• Goal
Here are some records. Copy each one exactly.

Saved data entries
....
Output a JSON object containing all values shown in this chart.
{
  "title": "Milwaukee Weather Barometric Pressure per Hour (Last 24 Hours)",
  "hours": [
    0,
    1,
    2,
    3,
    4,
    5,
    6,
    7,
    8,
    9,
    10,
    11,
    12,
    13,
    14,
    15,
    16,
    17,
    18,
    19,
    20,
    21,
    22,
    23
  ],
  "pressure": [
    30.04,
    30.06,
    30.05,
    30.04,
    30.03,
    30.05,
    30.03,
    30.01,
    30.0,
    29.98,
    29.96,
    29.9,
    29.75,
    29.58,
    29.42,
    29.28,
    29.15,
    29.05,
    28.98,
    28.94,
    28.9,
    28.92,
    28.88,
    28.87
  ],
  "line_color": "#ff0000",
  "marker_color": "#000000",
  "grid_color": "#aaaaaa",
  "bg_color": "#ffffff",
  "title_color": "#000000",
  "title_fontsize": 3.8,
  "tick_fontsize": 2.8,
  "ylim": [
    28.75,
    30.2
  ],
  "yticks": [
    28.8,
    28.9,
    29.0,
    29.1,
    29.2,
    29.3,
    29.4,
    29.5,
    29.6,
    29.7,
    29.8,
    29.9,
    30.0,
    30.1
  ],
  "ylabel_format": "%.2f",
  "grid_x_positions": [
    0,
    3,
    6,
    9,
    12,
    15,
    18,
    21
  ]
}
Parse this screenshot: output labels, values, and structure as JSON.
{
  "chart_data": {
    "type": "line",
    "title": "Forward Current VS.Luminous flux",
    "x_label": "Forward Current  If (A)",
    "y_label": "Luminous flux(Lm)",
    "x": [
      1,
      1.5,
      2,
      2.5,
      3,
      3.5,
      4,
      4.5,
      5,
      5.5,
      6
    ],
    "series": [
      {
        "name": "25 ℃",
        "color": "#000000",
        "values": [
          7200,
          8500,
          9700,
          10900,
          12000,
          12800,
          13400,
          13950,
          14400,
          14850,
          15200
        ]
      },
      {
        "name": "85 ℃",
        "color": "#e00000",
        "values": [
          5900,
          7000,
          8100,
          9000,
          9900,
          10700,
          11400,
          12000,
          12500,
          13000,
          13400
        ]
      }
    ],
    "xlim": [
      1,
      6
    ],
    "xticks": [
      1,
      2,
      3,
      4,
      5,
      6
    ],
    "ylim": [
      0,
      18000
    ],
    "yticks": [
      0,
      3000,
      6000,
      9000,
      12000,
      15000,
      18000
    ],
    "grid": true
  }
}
....
• Exercise output
Output a JSON object containing all values shown in this chart.
{
  "title": "Milwaukee Weather Barometric Pressure per Hour (Last 24 Hours)",
  "hours": [
    0,
    1,
    2,
    3,
    4,
    5,
    6,
    7,
    8,
    9,
    10,
    11,
    12,
    13,
    14,
    15,
    16,
    17,
    18,
    19,
    20,
    21,
    22,
    23
  ],
  "pressure": [
    30.04,
    30.06,
    30.05,
    30.04,
    30.03,
    30.05,
    30.03,
    30.01,
    30.0,
    29.98,
    29.96,
    29.9,
    29.75,
    29.58,
    29.42,
    29.28,
    29.15,
    29.05,
    28.98,
    28.94,
    28.9,
    28.92,
    28.88,
    28.87
  ],
  "line_color": "#ff0000",
  "marker_color": "#000000",
  "grid_color": "#aaaaaa",
  "bg_color": "#ffffff",
  "title_color": "#000000",
  "title_fontsize": 3.8,
  "tick_fontsize": 2.8,
  "ylim": [
    28.75,
    30.2
  ],
  "yticks": [
    28.8,
    28.9,
    29.0,
    29.1,
    29.2,
    29.3,
    29.4,
    29.5,
    29.6,
    29.7,
    29.8,
    29.9,
    30.0,
    30.1
  ],
  "ylabel_format": "%.2f",
  "grid_x_positions": [
    0,
    3,
    6,
    9,
    12,
    15,
    18,
    21
  ]
}
Parse this screenshot: output labels, values, and structure as JSON.
{
  "chart_data": {
    "type": "line",
    "title": "Forward Current VS.Luminous flux",
    "x_label": "Forward Current  If (A)",
    "y_label": "Luminous flux(Lm)",
    "x": [
      1,
      1.5,
      2,
      2.5,
      3,
      3.5,
      4,
      4.5,
      5,
      5.5,
      6
    ],
    "series": [
      {
        "name": "25 ℃",
        "color": "#000000",
        "values": [
          7200,
          8500,
          9700,
          10900,
          12000,
          12800,
          13400,
          13950,
          14400,
          14850,
          15200
        ]
      },
      {
        "name": "85 ℃",
        "color": "#e00000",
        "values": [
          5900,
          7000,
          8100,
          9000,
          9900,
          10700,
          11400,
          12000,
          12500,
          13000,
          13400
        ]
      }
    ],
    "xlim": [
      1,
      6
    ],
    "xticks": [
      1,
      2,
      3,
      4,
      5,
      6
    ],
    "ylim": [
      0,
      18000
    ],
    "yticks": [
      0,
      3000,
      6000,
      9000,
      12000,
      15000,
      18000
    ],
    "grid": true
  }
}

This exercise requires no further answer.